* Task goal
Repeat each entry in full, exactly.

* Data rows
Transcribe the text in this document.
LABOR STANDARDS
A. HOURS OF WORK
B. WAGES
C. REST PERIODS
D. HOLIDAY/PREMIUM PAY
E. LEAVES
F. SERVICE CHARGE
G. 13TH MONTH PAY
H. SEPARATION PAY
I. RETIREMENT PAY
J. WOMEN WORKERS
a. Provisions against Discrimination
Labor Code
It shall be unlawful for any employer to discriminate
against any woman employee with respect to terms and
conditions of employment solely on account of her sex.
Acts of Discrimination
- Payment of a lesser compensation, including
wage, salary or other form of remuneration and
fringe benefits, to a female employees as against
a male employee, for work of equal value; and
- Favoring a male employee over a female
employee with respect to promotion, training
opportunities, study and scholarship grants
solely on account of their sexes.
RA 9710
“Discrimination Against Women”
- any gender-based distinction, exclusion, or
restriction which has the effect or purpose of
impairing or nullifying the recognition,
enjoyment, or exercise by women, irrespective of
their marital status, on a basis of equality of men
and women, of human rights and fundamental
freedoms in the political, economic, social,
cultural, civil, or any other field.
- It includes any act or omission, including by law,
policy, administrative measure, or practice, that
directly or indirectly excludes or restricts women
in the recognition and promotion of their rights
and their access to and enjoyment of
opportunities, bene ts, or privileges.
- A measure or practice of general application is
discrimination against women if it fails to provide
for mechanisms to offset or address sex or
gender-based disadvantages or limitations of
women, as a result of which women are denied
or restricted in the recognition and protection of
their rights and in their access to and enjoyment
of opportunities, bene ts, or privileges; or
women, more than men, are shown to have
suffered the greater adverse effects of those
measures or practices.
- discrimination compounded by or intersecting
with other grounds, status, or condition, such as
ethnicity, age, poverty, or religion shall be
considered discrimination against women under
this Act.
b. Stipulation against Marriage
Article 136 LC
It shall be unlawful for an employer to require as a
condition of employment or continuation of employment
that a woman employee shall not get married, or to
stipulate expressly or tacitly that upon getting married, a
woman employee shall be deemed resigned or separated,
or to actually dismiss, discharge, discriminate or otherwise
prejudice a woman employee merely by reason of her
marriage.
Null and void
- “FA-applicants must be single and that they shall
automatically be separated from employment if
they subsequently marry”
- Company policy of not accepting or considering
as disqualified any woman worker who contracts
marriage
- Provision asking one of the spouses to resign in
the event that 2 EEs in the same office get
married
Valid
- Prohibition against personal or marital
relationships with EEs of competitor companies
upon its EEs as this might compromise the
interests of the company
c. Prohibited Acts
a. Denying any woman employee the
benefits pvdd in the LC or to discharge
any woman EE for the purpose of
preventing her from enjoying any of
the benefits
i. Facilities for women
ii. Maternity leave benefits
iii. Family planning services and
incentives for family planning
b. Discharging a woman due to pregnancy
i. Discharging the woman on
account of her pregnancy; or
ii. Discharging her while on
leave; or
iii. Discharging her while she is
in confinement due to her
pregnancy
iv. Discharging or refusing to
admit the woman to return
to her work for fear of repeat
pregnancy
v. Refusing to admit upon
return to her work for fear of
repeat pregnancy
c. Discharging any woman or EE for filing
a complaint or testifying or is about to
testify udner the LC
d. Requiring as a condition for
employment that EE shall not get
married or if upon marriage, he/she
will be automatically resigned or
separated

* Solution
Transcribe the text in this document.
LABOR STANDARDS
A. HOURS OF WORK
B. WAGES
C. REST PERIODS
D. HOLIDAY/PREMIUM PAY
E. LEAVES
F. SERVICE CHARGE
G. 13TH MONTH PAY
H. SEPARATION PAY
I. RETIREMENT PAY
J. WOMEN WORKERS
a. Provisions against Discrimination
Labor Code
It shall be unlawful for any employer to discriminate
against any woman employee with respect to terms and
conditions of employment solely on account of her sex.
Acts of Discrimination
- Payment of a lesser compensation, including
wage, salary or other form of remuneration and
fringe benefits, to a female employees as against
a male employee, for work of equal value; and
- Favoring a male employee over a female
employee with respect to promotion, training
opportunities, study and scholarship grants
solely on account of their sexes.
RA 9710
“Discrimination Against Women”
- any gender-based distinction, exclusion, or
restriction which has the effect or purpose of
impairing or nullifying the recognition,
enjoyment, or exercise by women, irrespective of
their marital status, on a basis of equality of men
and women, of human rights and fundamental
freedoms in the political, economic, social,
cultural, civil, or any other field.
- It includes any act or omission, including by law,
policy, administrative measure, or practice, that
directly or indirectly excludes or restricts women
in the recognition and promotion of their rights
and their access to and enjoyment of
opportunities, bene ts, or privileges.
- A measure or practice of general application is
discrimination against women if it fails to provide
for mechanisms to offset or address sex or
gender-based disadvantages or limitations of
women, as a result of which women are denied
or restricted in the recognition and protection of
their rights and in their access to and enjoyment
of opportunities, bene ts, or privileges; or
women, more than men, are shown to have
suffered the greater adverse effects of those
measures or practices.
- discrimination compounded by or intersecting
with other grounds, status, or condition, such as
ethnicity, age, poverty, or religion shall be
considered discrimination against women under
this Act.
b. Stipulation against Marriage
Article 136 LC
It shall be unlawful for an employer to require as a
condition of employment or continuation of employment
that a woman employee shall not get married, or to
stipulate expressly or tacitly that upon getting married, a
woman employee shall be deemed resigned or separated,
or to actually dismiss, discharge, discriminate or otherwise
prejudice a woman employee merely by reason of her
marriage.
Null and void
- “FA-applicants must be single and that they shall
automatically be separated from employment if
they subsequently marry”
- Company policy of not accepting or considering
as disqualified any woman worker who contracts
marriage
- Provision asking one of the spouses to resign in
the event that 2 EEs in the same office get
married
Valid
- Prohibition against personal or marital
relationships with EEs of competitor companies
upon its EEs as this might compromise the
interests of the company
c. Prohibited Acts
a. Denying any woman employee the
benefits pvdd in the LC or to discharge
any woman EE for the purpose of
preventing her from enjoying any of
the benefits
i. Facilities for women
ii. Maternity leave benefits
iii. Family planning services and
incentives for family planning
b. Discharging a woman due to pregnancy
i. Discharging the woman on
account of her pregnancy; or
ii. Discharging her while on
leave; or
iii. Discharging her while she is
in confinement due to her
pregnancy
iv. Discharging or refusing to
admit the woman to return
to her work for fear of repeat
pregnancy
v. Refusing to admit upon
return to her work for fear of
repeat pregnancy
c. Discharging any woman or EE for filing
a complaint or testifying or is about to
testify udner the LC
d. Requiring as a condition for
employment that EE shall not get
married or if upon marriage, he/she
will be automatically resigned or
separated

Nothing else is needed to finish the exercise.